# 节选内容
* * *
更佳地,所述的药物组合物包括0.01~99.99%的式(I)所示的化合物或其药学上可接受的盐和0.01~99.99%的药学上可接受的载体,所述百分比为占所述药物组合物的质量百分比。
本发明所述的药物组合物为本领域常规的各种剂型,包括:(1)口服给药,例如片剂、胶囊、小胶囊、丸剂、糖锭剂、粉末、糖浆、酏剂、混悬剂、溶液剂和乳剂;(2)吸入给药,例如干粉、气雾剂、混悬剂和溶液剂;(3)静脉给药,例如注射水针剂和注射用灭菌粉末;(4)非经肠给药,例如无菌溶液剂、混悬剂和用于重构的粉末剂;(5)透皮给药,例如透皮贴剂;(6)直肠给药,例如栓剂;(7)局部给药,例如乳膏剂、软膏剂、洗剂、溶液剂、糊剂、喷雾剂、泡沫剂和凝胶剂。
* * *
# 所给资料
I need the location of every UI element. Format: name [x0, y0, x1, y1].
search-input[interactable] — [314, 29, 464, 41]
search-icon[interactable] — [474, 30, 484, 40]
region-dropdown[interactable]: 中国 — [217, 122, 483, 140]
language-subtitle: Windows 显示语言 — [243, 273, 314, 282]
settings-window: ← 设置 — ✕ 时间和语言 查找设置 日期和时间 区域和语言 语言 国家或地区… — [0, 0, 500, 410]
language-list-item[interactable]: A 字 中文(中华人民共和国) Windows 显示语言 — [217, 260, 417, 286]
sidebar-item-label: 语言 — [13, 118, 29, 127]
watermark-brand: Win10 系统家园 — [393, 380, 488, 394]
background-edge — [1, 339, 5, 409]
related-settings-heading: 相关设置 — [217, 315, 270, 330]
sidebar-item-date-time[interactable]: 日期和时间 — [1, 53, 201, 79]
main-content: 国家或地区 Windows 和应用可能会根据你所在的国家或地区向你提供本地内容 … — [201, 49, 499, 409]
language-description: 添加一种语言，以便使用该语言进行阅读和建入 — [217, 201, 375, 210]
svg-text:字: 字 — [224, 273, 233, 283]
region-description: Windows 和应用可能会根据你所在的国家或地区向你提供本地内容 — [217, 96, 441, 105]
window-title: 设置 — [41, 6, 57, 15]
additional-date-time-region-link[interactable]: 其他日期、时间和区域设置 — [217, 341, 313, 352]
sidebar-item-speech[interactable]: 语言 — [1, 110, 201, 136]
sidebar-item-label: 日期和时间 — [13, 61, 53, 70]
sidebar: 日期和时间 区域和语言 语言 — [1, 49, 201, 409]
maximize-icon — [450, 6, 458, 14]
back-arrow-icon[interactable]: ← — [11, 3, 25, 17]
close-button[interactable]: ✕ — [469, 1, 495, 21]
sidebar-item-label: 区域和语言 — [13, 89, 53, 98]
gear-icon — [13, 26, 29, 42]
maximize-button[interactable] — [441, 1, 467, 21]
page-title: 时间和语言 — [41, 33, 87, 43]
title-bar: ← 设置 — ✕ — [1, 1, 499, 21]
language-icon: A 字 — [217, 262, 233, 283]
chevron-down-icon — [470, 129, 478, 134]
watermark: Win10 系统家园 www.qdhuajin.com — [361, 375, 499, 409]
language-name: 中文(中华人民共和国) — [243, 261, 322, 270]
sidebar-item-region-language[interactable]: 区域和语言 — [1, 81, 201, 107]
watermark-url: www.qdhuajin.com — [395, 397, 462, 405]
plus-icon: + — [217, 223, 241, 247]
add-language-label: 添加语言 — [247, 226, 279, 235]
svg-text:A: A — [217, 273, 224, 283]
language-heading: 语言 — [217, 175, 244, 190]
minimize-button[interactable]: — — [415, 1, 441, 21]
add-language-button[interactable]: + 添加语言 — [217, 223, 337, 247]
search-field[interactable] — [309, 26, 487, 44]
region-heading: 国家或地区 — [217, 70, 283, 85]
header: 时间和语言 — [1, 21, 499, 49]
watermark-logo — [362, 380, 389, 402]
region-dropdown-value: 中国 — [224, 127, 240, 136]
* * *
# 任务 1
节选内容里出现了两个“0.01~99.99%”。请根据文中的说明，用一到三句话讲清它们各指什么。
# 任务 2
请把节选内容中的一段一字不差地抄下来：从包含“本发明所述的药物组合物为本领”的那几个字开始，到“剂、喷雾剂、泡沫剂和凝胶剂。”结束。

# 解答 1
第一个“0.01~99.99%”是式(I)所示的化合物或其药学上可接受的盐所占的比例，第二个是药学上可接受的载体所占的比例。文中说明，这里的百分比都按占整个药物组合物的质量百分比来算。

# 解答 2
本发明所述的药物组合物为本领域常规的各种剂型,包括:(1)口服给药,例如片剂、胶囊、小胶囊、丸剂、糖锭剂、粉末、糖浆、酏剂、混悬剂、溶液剂和乳剂;(2)吸入给药,例如干粉、气雾剂、混悬剂和溶液剂;(3)静脉给药,例如注射水针剂和注射用灭菌粉末;(4)非经肠给药,例如无菌溶液剂、混悬剂和用于重构的粉末剂;(5)透皮给药,例如透皮贴剂;(6)直肠给药,例如栓剂;(7)局部给药,例如乳膏剂、软膏剂、洗剂、溶液剂、糊剂、喷雾剂、泡沫剂和凝胶剂。